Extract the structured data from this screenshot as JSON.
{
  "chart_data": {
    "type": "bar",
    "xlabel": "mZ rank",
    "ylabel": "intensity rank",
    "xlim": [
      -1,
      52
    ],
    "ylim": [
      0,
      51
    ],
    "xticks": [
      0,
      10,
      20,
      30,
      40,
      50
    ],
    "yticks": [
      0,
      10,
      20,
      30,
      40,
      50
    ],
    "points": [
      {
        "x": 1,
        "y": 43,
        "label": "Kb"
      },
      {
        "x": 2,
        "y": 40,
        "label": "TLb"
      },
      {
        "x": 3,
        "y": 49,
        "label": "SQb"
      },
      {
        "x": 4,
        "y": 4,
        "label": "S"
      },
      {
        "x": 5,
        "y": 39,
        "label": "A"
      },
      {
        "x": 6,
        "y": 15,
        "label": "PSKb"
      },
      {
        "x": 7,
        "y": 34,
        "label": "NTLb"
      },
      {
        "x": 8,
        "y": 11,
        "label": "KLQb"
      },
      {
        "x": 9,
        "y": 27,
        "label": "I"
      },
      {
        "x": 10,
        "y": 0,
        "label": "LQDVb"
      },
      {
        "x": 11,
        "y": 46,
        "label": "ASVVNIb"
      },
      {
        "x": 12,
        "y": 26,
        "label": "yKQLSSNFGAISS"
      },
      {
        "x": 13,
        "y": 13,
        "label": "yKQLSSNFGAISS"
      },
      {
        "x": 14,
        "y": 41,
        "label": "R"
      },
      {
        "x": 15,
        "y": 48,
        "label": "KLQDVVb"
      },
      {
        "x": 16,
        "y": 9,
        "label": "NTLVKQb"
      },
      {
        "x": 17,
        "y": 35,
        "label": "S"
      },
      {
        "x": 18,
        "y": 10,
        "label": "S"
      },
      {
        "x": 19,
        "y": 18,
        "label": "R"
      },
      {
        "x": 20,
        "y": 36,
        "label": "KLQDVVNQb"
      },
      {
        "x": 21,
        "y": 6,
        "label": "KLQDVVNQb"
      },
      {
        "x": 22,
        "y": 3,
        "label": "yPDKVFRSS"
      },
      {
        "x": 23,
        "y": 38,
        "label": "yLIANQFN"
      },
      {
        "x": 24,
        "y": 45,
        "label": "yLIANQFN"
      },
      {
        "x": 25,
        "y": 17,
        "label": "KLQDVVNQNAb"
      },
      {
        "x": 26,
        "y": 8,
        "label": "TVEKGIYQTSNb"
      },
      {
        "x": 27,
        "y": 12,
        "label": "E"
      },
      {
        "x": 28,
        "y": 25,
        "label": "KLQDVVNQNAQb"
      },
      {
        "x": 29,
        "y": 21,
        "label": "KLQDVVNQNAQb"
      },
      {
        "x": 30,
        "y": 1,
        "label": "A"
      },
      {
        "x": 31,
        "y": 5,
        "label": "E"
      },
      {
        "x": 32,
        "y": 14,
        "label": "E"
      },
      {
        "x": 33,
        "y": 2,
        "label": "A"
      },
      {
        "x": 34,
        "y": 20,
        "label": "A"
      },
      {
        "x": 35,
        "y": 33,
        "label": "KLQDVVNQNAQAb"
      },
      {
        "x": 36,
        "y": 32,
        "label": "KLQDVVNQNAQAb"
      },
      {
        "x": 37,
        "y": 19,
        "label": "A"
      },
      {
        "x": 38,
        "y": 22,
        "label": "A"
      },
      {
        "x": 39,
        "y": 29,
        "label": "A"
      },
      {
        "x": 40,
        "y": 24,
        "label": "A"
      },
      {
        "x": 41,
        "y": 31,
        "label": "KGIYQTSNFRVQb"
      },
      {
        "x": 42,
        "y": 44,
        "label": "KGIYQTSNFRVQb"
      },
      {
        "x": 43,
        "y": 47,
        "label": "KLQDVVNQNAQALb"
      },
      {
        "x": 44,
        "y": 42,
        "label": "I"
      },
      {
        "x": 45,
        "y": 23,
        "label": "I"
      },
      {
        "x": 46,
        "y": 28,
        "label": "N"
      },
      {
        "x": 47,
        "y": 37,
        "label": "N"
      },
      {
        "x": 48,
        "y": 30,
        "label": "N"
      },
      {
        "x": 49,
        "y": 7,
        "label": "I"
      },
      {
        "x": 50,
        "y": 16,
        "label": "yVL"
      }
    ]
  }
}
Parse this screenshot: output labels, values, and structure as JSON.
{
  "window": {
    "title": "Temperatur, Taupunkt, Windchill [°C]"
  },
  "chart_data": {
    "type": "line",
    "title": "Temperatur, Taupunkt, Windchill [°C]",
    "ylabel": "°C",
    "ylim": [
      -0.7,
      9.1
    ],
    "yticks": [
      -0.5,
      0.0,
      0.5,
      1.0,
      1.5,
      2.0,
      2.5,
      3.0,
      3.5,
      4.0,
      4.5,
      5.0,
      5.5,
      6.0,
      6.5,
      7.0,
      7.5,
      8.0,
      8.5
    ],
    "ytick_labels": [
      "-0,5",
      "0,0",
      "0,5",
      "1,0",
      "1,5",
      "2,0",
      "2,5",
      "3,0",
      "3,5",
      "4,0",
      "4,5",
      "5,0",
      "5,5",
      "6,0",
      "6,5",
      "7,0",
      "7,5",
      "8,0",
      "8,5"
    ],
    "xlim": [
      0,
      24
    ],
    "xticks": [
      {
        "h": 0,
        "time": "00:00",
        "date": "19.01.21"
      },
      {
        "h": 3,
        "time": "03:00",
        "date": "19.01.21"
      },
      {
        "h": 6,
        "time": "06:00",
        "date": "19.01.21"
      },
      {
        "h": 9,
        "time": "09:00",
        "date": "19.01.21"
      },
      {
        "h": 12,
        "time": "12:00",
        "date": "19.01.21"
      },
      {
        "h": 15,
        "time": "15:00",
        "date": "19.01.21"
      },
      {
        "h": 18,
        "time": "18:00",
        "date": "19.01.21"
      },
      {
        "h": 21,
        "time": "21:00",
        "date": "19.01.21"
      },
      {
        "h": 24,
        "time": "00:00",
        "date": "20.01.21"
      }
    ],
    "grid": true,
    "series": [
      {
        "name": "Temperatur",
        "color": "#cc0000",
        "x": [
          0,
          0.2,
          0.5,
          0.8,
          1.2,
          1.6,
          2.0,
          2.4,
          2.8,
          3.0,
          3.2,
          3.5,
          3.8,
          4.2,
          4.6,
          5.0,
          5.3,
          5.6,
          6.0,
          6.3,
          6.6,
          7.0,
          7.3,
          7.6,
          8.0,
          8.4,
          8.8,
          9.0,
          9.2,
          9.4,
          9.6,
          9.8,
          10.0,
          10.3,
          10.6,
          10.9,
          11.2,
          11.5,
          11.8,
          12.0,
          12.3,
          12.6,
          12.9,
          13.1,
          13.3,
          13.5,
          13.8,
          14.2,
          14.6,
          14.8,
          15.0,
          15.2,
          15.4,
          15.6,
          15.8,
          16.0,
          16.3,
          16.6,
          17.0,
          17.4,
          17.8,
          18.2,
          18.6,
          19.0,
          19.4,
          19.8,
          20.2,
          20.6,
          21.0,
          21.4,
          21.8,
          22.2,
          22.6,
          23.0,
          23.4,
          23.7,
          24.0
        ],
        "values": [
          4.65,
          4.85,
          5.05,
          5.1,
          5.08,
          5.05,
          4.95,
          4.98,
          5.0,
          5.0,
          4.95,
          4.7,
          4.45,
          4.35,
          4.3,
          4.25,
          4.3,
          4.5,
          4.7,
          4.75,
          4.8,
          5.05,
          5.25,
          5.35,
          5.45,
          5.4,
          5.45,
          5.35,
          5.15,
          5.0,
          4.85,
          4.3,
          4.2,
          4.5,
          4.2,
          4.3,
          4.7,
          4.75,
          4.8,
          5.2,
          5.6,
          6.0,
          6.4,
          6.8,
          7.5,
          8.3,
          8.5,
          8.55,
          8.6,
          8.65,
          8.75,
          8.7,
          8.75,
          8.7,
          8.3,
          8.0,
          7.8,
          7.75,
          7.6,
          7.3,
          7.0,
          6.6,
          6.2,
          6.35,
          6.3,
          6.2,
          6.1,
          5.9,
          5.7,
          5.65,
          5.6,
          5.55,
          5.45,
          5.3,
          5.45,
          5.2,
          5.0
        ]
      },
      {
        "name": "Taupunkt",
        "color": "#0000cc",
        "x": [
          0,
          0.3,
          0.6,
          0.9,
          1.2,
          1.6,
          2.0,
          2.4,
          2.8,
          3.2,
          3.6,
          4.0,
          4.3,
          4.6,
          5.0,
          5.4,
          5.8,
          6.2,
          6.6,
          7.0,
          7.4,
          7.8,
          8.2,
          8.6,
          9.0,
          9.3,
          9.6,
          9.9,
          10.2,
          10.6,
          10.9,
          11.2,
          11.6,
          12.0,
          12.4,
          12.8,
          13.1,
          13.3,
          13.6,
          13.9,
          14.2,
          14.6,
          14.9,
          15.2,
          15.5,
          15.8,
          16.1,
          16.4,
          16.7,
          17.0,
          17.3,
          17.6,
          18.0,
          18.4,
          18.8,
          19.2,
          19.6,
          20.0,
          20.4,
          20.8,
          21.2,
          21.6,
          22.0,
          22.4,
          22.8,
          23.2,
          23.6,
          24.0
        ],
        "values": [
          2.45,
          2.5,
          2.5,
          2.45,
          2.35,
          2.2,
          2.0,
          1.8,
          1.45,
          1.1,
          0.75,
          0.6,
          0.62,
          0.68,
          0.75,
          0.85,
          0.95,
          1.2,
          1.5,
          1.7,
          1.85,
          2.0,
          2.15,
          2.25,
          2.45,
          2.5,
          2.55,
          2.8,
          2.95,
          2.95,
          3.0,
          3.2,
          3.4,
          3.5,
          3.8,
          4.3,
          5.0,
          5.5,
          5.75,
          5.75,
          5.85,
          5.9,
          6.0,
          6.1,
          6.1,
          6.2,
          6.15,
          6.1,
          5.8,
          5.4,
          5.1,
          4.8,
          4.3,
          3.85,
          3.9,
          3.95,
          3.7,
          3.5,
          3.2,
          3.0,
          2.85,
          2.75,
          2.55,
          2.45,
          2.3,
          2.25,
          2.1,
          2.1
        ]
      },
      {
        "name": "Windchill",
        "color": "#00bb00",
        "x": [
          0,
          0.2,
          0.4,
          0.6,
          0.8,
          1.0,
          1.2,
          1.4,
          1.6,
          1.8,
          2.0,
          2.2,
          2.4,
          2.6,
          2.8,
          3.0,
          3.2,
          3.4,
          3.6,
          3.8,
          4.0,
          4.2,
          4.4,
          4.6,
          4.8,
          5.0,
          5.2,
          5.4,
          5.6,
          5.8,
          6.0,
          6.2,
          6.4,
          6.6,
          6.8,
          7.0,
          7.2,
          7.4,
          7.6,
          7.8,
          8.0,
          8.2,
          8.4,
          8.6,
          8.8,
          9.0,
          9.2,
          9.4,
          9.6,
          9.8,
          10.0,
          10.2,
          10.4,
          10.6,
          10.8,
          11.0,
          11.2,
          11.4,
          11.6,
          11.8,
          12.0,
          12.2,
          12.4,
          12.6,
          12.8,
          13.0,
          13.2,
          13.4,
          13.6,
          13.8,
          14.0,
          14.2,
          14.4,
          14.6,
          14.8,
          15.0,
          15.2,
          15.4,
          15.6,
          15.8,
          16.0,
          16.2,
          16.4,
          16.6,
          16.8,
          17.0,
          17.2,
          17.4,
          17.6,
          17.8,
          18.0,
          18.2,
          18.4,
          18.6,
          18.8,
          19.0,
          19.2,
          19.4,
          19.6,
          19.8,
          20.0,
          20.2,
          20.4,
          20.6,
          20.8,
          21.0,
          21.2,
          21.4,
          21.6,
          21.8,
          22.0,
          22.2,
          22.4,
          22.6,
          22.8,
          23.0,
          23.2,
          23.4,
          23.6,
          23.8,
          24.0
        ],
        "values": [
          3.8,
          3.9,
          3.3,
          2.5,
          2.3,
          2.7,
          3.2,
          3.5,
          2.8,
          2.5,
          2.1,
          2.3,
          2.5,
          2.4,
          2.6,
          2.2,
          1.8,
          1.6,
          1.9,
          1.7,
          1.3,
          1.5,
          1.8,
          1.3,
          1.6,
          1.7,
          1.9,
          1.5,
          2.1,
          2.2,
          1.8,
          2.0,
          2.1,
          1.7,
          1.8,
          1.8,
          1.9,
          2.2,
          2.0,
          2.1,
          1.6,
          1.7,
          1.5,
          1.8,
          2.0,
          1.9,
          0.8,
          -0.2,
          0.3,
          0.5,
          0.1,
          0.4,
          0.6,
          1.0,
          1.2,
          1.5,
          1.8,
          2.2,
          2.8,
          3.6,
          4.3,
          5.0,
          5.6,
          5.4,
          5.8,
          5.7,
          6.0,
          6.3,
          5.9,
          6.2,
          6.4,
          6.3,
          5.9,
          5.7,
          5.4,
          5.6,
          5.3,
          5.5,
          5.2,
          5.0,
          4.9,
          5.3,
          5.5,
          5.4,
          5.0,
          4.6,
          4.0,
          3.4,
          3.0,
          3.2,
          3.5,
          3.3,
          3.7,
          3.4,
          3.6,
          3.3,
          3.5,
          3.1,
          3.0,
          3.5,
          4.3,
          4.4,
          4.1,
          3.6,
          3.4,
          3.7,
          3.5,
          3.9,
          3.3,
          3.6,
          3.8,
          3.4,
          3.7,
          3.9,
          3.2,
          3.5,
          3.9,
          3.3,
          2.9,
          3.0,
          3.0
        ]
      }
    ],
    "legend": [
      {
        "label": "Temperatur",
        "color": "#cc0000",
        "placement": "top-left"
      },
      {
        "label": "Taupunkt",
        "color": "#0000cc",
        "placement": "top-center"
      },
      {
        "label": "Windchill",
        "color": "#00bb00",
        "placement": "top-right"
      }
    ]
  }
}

┄┄┄┄┄┄

**TASK STATEMENT**
Copy out every line from the material above in which the word "Windchill" appears.

**FULL SOLUTION**
    "title": "Temperatur, Taupunkt, Windchill [°C]"
    "title": "Temperatur, Taupunkt, Windchill [°C]",
        "name": "Windchill",
        "label": "Windchill",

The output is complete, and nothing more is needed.